Reproduce each line exactly, including spacing and punctuation.

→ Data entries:
================

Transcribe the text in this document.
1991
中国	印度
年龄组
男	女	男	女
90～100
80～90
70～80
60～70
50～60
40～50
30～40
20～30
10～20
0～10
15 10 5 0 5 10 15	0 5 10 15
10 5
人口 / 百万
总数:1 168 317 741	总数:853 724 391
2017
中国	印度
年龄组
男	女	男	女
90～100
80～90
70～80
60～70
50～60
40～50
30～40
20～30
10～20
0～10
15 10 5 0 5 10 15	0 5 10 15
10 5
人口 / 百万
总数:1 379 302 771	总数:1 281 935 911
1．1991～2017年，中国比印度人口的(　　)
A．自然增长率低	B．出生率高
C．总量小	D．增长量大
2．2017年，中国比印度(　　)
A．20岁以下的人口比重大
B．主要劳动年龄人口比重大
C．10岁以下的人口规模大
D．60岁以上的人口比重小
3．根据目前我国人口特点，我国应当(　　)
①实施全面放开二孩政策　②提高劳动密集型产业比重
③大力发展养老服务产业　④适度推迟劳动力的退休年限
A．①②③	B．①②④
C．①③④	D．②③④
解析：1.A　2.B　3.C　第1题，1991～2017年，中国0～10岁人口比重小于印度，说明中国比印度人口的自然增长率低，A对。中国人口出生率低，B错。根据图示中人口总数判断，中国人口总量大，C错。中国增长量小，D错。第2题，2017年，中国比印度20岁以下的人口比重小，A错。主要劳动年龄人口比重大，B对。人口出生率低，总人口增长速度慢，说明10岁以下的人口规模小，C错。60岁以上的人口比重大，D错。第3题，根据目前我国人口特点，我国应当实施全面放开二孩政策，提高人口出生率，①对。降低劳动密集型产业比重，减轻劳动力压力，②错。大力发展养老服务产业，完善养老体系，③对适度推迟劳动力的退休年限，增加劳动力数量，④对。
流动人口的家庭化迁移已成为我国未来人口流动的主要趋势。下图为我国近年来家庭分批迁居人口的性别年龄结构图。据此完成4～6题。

================

→ Problem solution:
Transcribe the text in this document.
1991
中国	印度
年龄组
男	女	男	女
90～100
80～90
70～80
60～70
50～60
40～50
30～40
20～30
10～20
0～10
15 10 5 0 5 10 15	0 5 10 15
10 5
人口 / 百万
总数:1 168 317 741	总数:853 724 391
2017
中国	印度
年龄组
男	女	男	女
90～100
80～90
70～80
60～70
50～60
40～50
30～40
20～30
10～20
0～10
15 10 5 0 5 10 15	0 5 10 15
10 5
人口 / 百万
总数:1 379 302 771	总数:1 281 935 911
1．1991～2017年，中国比印度人口的(　　)
A．自然增长率低	B．出生率高
C．总量小	D．增长量大
2．2017年，中国比印度(　　)
A．20岁以下的人口比重大
B．主要劳动年龄人口比重大
C．10岁以下的人口规模大
D．60岁以上的人口比重小
3．根据目前我国人口特点，我国应当(　　)
①实施全面放开二孩政策　②提高劳动密集型产业比重
③大力发展养老服务产业　④适度推迟劳动力的退休年限
A．①②③	B．①②④
C．①③④	D．②③④
解析：1.A　2.B　3.C　第1题，1991～2017年，中国0～10岁人口比重小于印度，说明中国比印度人口的自然增长率低，A对。中国人口出生率低，B错。根据图示中人口总数判断，中国人口总量大，C错。中国增长量小，D错。第2题，2017年，中国比印度20岁以下的人口比重小，A错。主要劳动年龄人口比重大，B对。人口出生率低，总人口增长速度慢，说明10岁以下的人口规模小，C错。60岁以上的人口比重大，D错。第3题，根据目前我国人口特点，我国应当实施全面放开二孩政策，提高人口出生率，①对。降低劳动密集型产业比重，减轻劳动力压力，②错。大力发展养老服务产业，完善养老体系，③对适度推迟劳动力的退休年限，增加劳动力数量，④对。
流动人口的家庭化迁移已成为我国未来人口流动的主要趋势。下图为我国近年来家庭分批迁居人口的性别年龄结构图。据此完成4～6题。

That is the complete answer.